** Data listing **

━━━

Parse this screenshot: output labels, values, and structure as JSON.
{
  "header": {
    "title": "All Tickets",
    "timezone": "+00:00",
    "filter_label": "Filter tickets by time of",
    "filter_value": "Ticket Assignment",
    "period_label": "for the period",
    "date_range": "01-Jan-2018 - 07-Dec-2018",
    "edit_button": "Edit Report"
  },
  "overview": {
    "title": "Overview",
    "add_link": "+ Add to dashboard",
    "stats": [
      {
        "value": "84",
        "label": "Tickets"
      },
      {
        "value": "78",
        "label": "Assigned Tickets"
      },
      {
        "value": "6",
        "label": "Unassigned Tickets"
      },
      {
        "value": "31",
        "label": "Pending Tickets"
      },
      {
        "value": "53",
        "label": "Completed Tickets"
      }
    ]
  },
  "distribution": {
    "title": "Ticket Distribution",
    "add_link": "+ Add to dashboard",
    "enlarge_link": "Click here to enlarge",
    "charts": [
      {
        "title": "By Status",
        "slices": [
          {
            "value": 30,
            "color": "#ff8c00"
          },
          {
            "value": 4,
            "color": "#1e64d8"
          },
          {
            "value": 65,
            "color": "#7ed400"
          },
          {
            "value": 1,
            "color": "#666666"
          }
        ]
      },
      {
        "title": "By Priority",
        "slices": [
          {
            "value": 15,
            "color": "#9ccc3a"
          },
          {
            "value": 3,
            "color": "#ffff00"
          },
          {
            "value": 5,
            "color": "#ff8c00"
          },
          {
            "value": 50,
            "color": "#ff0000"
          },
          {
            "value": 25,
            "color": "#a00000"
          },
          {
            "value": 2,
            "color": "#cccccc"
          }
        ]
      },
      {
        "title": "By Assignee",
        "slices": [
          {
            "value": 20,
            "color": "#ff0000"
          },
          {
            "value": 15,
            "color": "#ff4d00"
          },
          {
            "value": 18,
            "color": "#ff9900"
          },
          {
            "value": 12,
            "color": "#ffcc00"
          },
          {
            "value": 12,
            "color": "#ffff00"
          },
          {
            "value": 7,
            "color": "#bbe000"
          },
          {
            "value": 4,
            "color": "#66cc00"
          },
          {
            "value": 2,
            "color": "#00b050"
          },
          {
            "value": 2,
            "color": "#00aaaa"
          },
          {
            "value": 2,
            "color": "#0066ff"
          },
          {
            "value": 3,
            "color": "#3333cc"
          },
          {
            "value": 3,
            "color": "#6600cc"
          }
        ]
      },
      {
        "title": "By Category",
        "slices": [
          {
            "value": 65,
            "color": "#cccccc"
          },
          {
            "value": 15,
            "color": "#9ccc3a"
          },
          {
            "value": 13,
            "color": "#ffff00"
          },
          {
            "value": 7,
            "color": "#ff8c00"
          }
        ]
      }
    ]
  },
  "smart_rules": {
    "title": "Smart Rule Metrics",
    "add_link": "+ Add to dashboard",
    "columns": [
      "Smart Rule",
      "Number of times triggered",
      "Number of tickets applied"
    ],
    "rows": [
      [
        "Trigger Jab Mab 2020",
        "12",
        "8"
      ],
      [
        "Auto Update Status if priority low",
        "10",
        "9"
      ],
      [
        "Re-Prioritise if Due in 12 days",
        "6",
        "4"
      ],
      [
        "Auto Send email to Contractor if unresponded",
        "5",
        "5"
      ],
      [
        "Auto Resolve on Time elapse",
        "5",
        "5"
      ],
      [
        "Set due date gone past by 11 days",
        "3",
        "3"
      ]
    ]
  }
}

━━━

** TASK TO COMPLETE **
Output all records verbatim.

** RESPONSE **
Parse this screenshot: output labels, values, and structure as JSON.
{
  "header": {
    "title": "All Tickets",
    "timezone": "+00:00",
    "filter_label": "Filter tickets by time of",
    "filter_value": "Ticket Assignment",
    "period_label": "for the period",
    "date_range": "01-Jan-2018 - 07-Dec-2018",
    "edit_button": "Edit Report"
  },
  "overview": {
    "title": "Overview",
    "add_link": "+ Add to dashboard",
    "stats": [
      {
        "value": "84",
        "label": "Tickets"
      },
      {
        "value": "78",
        "label": "Assigned Tickets"
      },
      {
        "value": "6",
        "label": "Unassigned Tickets"
      },
      {
        "value": "31",
        "label": "Pending Tickets"
      },
      {
        "value": "53",
        "label": "Completed Tickets"
      }
    ]
  },
  "distribution": {
    "title": "Ticket Distribution",
    "add_link": "+ Add to dashboard",
    "enlarge_link": "Click here to enlarge",
    "charts": [
      {
        "title": "By Status",
        "slices": [
          {
            "value": 30,
            "color": "#ff8c00"
          },
          {
            "value": 4,
            "color": "#1e64d8"
          },
          {
            "value": 65,
            "color": "#7ed400"
          },
          {
            "value": 1,
            "color": "#666666"
          }
        ]
      },
      {
        "title": "By Priority",
        "slices": [
          {
            "value": 15,
            "color": "#9ccc3a"
          },
          {
            "value": 3,
            "color": "#ffff00"
          },
          {
            "value": 5,
            "color": "#ff8c00"
          },
          {
            "value": 50,
            "color": "#ff0000"
          },
          {
            "value": 25,
            "color": "#a00000"
          },
          {
            "value": 2,
            "color": "#cccccc"
          }
        ]
      },
      {
        "title": "By Assignee",
        "slices": [
          {
            "value": 20,
            "color": "#ff0000"
          },
          {
            "value": 15,
            "color": "#ff4d00"
          },
          {
            "value": 18,
            "color": "#ff9900"
          },
          {
            "value": 12,
            "color": "#ffcc00"
          },
          {
            "value": 12,
            "color": "#ffff00"
          },
          {
            "value": 7,
            "color": "#bbe000"
          },
          {
            "value": 4,
            "color": "#66cc00"
          },
          {
            "value": 2,
            "color": "#00b050"
          },
          {
            "value": 2,
            "color": "#00aaaa"
          },
          {
            "value": 2,
            "color": "#0066ff"
          },
          {
            "value": 3,
            "color": "#3333cc"
          },
          {
            "value": 3,
            "color": "#6600cc"
          }
        ]
      },
      {
        "title": "By Category",
        "slices": [
          {
            "value": 65,
            "color": "#cccccc"
          },
          {
            "value": 15,
            "color": "#9ccc3a"
          },
          {
            "value": 13,
            "color": "#ffff00"
          },
          {
            "value": 7,
            "color": "#ff8c00"
          }
        ]
      }
    ]
  },
  "smart_rules": {
    "title": "Smart Rule Metrics",
    "add_link": "+ Add to dashboard",
    "columns": [
      "Smart Rule",
      "Number of times triggered",
      "Number of tickets applied"
    ],
    "rows": [
      [
        "Trigger Jab Mab 2020",
        "12",
        "8"
      ],
      [
        "Auto Update Status if priority low",
        "10",
        "9"
      ],
      [
        "Re-Prioritise if Due in 12 days",
        "6",
        "4"
      ],
      [
        "Auto Send email to Contractor if unresponded",
        "5",
        "5"
      ],
      [
        "Auto Resolve on Time elapse",
        "5",
        "5"
      ],
      [
        "Set due date gone past by 11 days",
        "3",
        "3"
      ]
    ]
  }
}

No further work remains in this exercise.